--- Stored data entries ---
----------------
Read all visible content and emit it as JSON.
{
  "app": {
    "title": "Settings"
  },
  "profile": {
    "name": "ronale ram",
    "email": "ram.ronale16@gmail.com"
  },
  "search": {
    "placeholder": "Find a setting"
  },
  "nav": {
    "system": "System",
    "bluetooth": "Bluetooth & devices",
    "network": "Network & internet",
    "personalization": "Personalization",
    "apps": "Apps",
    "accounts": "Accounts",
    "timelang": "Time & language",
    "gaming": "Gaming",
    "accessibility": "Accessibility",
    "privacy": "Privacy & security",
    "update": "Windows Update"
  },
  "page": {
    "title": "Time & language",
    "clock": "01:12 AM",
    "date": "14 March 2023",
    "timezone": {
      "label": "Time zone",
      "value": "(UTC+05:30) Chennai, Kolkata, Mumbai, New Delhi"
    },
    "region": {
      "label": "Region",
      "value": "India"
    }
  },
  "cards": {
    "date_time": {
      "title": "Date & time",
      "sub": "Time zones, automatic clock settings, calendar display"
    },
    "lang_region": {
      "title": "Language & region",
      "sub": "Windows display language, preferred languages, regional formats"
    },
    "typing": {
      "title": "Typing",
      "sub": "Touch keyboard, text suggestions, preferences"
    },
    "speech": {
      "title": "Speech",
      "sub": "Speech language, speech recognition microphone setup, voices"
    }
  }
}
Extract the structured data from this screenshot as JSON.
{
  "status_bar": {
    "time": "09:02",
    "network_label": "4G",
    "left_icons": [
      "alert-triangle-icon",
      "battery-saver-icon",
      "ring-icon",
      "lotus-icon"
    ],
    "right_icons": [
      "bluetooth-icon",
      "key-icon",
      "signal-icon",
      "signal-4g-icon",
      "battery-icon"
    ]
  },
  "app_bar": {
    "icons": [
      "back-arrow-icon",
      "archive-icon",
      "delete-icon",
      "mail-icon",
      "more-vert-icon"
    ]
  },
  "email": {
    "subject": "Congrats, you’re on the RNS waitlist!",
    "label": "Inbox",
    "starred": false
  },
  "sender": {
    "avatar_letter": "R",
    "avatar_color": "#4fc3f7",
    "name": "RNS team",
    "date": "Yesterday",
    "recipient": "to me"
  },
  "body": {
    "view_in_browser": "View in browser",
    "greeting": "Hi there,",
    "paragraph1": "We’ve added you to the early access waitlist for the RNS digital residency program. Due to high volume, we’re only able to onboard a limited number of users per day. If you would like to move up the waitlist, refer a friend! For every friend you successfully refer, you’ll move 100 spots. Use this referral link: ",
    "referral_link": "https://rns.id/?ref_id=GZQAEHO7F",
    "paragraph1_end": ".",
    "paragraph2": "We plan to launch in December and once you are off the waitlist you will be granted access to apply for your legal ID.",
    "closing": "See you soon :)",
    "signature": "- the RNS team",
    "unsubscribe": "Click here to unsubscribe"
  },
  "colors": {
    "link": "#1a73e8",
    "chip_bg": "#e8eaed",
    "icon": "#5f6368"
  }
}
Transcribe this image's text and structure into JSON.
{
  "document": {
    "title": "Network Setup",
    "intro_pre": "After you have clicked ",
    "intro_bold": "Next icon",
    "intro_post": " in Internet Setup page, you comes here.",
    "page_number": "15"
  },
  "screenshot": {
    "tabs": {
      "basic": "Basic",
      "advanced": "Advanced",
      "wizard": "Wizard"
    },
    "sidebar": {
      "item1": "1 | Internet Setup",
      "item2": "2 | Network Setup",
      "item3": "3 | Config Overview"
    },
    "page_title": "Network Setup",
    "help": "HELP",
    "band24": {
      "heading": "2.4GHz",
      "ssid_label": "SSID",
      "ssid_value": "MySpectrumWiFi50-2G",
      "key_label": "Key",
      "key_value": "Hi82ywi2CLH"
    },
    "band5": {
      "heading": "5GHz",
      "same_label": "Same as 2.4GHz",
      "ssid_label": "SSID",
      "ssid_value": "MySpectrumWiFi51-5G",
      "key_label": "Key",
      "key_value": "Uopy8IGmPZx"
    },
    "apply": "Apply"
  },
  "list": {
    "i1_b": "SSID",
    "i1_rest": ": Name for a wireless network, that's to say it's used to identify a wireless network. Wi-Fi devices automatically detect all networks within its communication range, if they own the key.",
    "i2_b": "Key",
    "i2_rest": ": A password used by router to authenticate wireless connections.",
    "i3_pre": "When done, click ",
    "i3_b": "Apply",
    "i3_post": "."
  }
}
----------------
--- WORK INSTRUCTIONS ---
Among the lines of the data, identify those with the word "display". Copy each of them.

--- RESULT FOR THIS TASK ---
      "sub": "Time zones, automatic clock settings, calendar display"
      "sub": "Windows display language, preferred languages, regional formats"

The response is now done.